→ **Problem statement**
In the entries that follow, how many lines contain the word "sich"? Answer with the number only.

→ **Extracted data**
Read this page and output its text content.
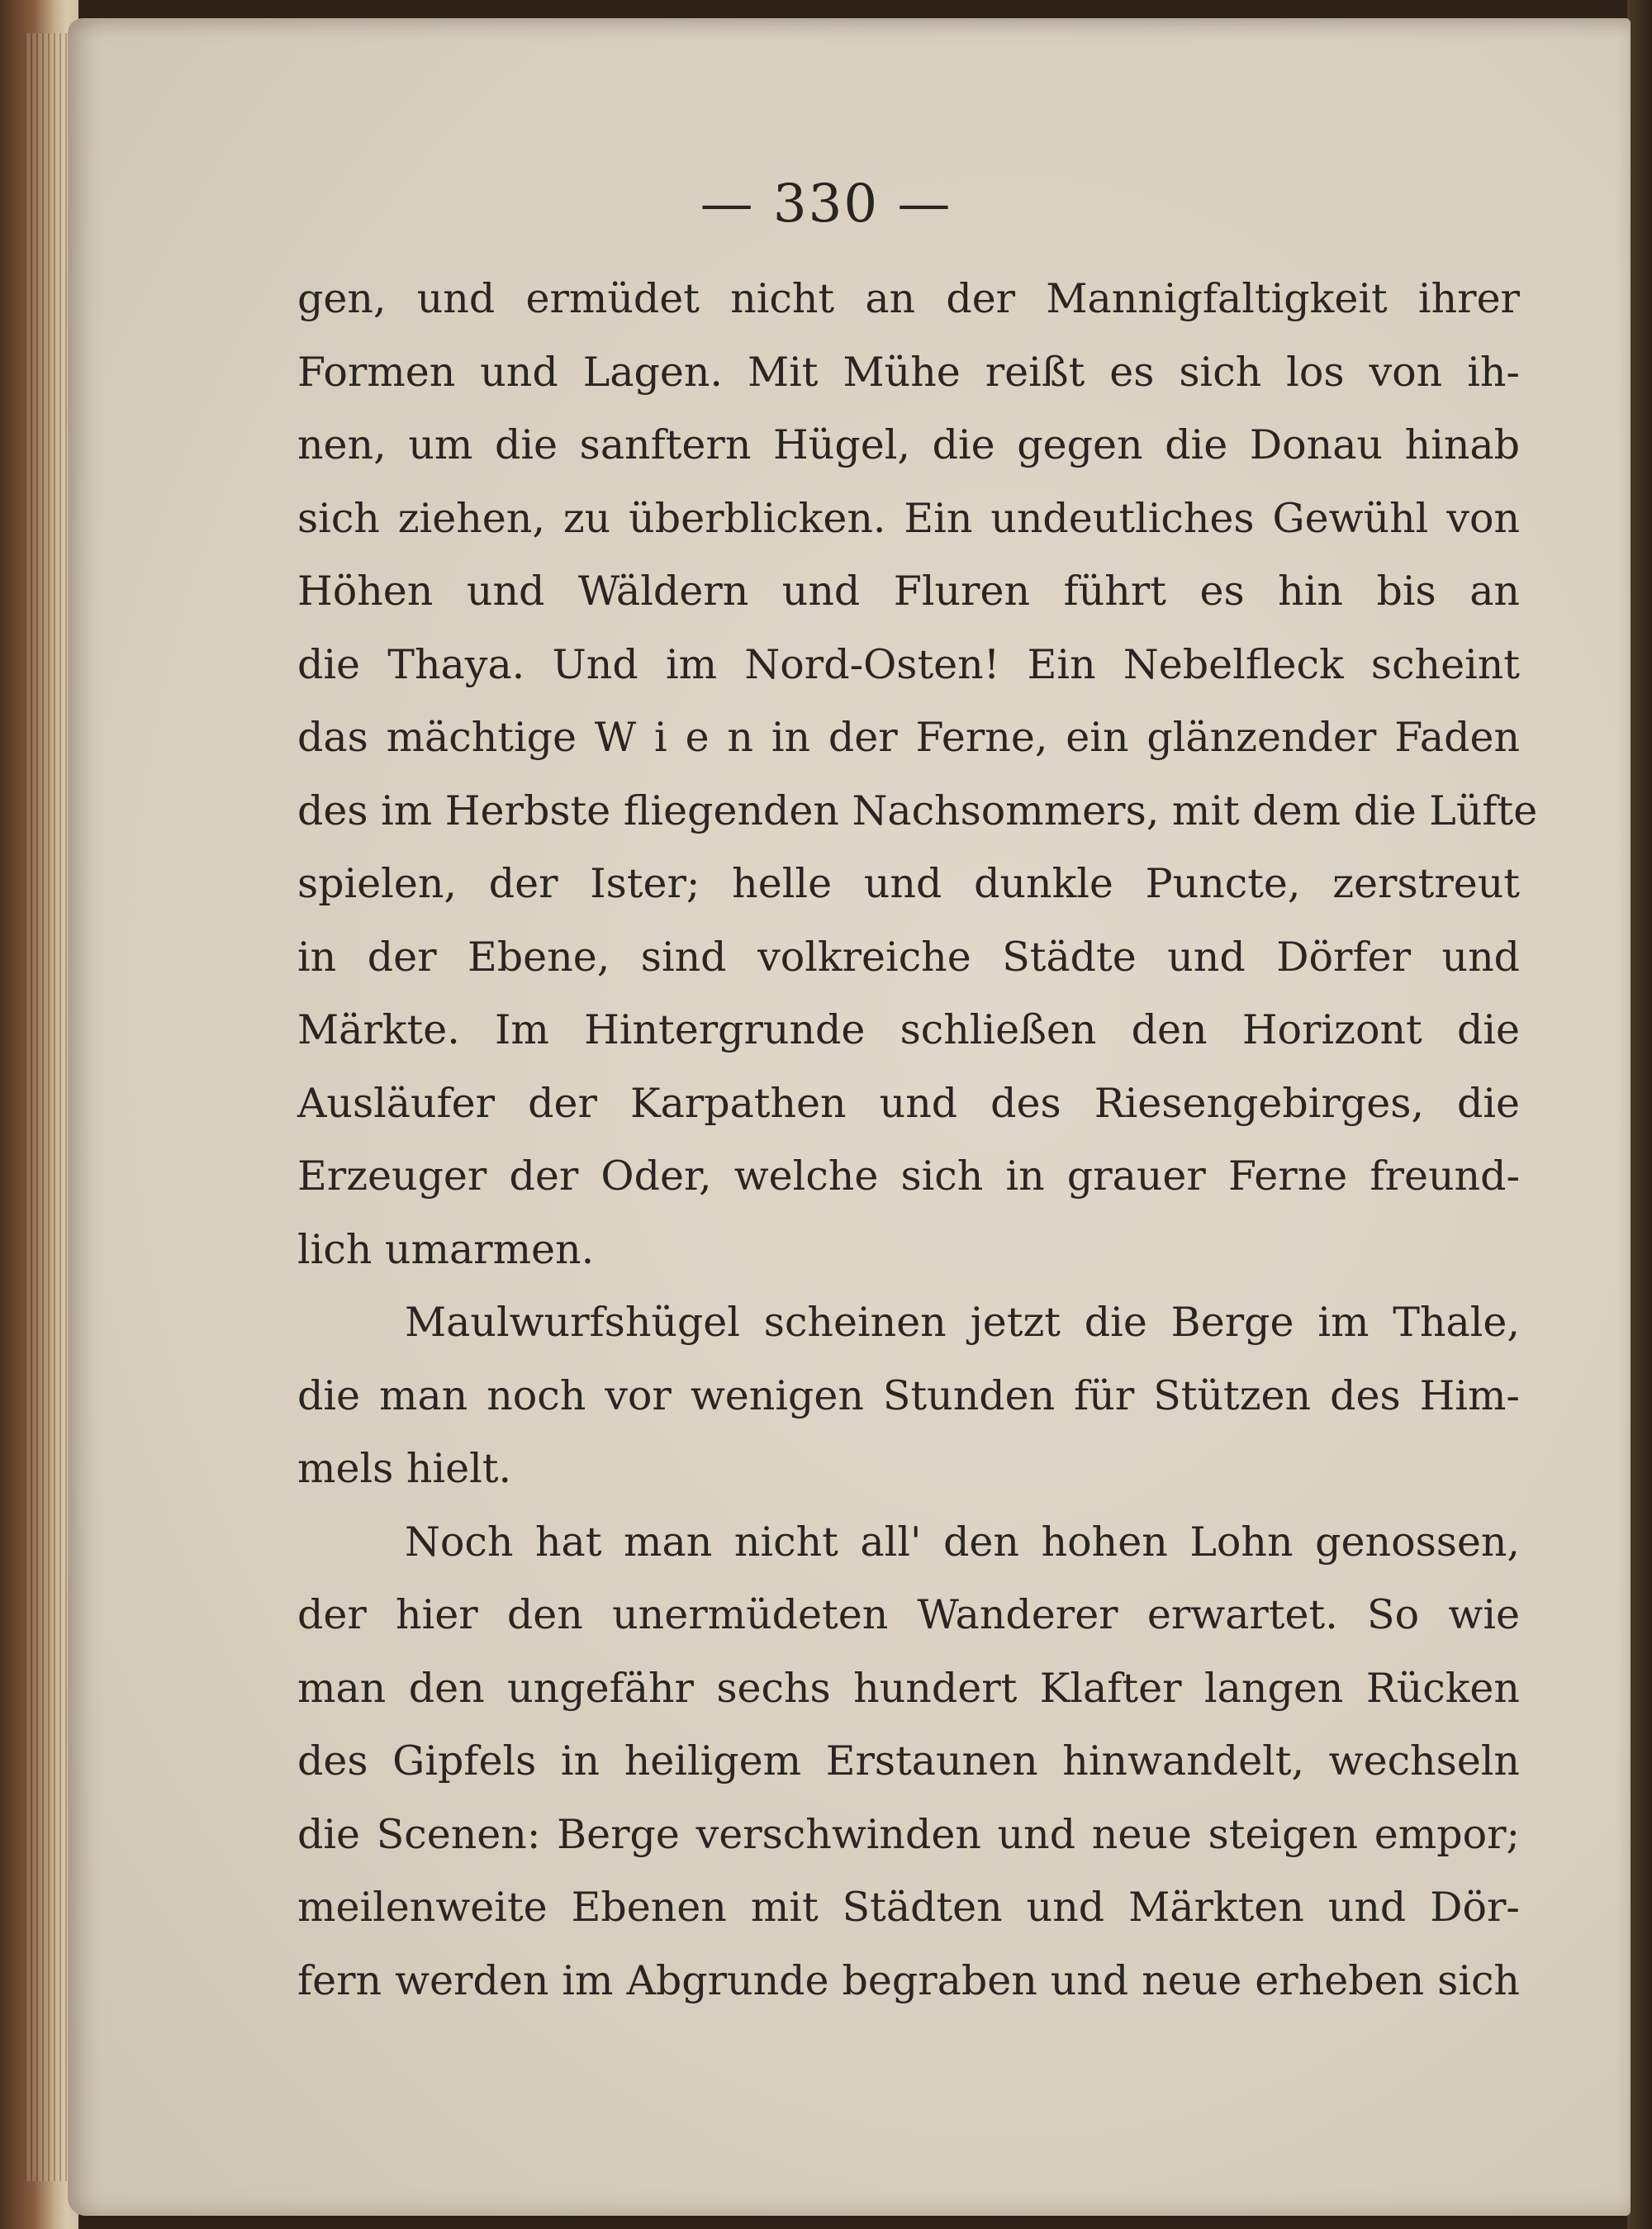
— 330 —
gen, und ermüdet nicht an der Mannigfaltigkeit ihrer
Formen und Lagen. Mit Mühe reißt es sich los von ih-
nen, um die sanftern Hügel, die gegen die Donau hinab
sich ziehen, zu überblicken. Ein undeutliches Gewühl von
Höhen und Wäldern und Fluren führt es hin bis an
die Thaya. Und im Nord-Osten! Ein Nebelfleck scheint
das mächtige W i e n in der Ferne, ein glänzender Faden
des im Herbste fliegenden Nachsommers, mit dem die Lüfte
spielen, der Ister; helle und dunkle Puncte, zerstreut
in der Ebene, sind volkreiche Städte und Dörfer und
Märkte. Im Hintergrunde schließen den Horizont die
Ausläufer der Karpathen und des Riesengebirges, die
Erzeuger der Oder, welche sich in grauer Ferne freund-
lich umarmen.
Maulwurfshügel scheinen jetzt die Berge im Thale,
die man noch vor wenigen Stunden für Stützen des Him-
mels hielt.
Noch hat man nicht all' den hohen Lohn genossen,
der hier den unermüdeten Wanderer erwartet. So wie
man den ungefähr sechs hundert Klafter langen Rücken
des Gipfels in heiligem Erstaunen hinwandelt, wechseln
die Scenen: Berge verschwinden und neue steigen empor;
meilenweite Ebenen mit Städten und Märkten und Dör-
fern werden im Abgrunde begraben und neue erheben sich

→ **The response**
4